WRITTEN REQUEST — Report all lines holding "Consumption".

━━━━━ EXCERPTED DATA ━━━━━

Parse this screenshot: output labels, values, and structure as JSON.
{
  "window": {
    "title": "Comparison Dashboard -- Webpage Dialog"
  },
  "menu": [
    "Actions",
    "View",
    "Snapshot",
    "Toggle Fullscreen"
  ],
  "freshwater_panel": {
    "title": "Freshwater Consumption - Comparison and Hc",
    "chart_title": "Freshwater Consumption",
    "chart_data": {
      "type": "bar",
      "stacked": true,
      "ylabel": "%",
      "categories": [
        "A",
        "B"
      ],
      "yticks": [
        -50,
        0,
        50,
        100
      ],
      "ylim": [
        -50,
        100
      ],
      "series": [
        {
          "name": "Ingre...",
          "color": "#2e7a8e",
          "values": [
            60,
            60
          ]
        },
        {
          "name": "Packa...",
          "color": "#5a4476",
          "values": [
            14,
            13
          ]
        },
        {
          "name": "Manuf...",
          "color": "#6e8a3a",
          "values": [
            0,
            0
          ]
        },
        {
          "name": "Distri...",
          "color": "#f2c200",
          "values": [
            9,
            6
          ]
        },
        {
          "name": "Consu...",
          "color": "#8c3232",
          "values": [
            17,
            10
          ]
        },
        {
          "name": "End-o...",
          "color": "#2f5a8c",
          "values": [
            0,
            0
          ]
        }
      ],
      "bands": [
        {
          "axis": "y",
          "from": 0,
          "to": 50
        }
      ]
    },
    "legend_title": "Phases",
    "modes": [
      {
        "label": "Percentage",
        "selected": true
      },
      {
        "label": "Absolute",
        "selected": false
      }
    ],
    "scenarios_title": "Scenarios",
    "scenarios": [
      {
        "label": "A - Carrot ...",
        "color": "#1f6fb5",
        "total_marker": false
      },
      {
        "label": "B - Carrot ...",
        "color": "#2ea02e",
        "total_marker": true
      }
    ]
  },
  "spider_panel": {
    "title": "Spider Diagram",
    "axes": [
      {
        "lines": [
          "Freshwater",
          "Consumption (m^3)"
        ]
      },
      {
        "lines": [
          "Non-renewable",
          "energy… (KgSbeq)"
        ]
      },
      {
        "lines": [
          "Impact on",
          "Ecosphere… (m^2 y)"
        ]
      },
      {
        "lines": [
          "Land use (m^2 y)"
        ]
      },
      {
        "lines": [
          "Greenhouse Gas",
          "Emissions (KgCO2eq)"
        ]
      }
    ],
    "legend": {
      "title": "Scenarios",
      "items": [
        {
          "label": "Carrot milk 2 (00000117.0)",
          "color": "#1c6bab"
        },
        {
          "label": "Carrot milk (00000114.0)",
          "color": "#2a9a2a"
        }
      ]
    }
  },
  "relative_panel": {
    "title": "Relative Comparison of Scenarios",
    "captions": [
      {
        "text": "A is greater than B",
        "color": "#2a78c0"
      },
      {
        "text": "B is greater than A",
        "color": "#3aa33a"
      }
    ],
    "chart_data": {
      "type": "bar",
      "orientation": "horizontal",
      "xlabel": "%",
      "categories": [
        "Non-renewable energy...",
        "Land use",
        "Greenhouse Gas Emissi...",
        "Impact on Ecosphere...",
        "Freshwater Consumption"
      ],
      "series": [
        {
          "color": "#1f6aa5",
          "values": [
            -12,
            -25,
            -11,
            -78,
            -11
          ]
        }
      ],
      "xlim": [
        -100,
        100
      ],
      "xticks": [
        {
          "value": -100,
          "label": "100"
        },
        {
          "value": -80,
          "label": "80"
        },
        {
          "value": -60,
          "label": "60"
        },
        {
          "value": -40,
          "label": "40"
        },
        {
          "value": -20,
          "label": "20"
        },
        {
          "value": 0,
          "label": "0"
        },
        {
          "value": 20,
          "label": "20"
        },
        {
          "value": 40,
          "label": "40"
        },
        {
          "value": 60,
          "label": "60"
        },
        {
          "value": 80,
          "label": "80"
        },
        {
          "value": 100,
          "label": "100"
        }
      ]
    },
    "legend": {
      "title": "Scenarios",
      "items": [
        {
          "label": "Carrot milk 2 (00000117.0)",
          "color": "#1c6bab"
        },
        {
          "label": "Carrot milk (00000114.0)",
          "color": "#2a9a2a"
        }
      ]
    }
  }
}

━━━━━

THE RESULT —
    "title": "Freshwater Consumption - Comparison and Hc",
    "chart_title": "Freshwater Consumption",
          "Consumption (m^3)"
        "Freshwater Consumption"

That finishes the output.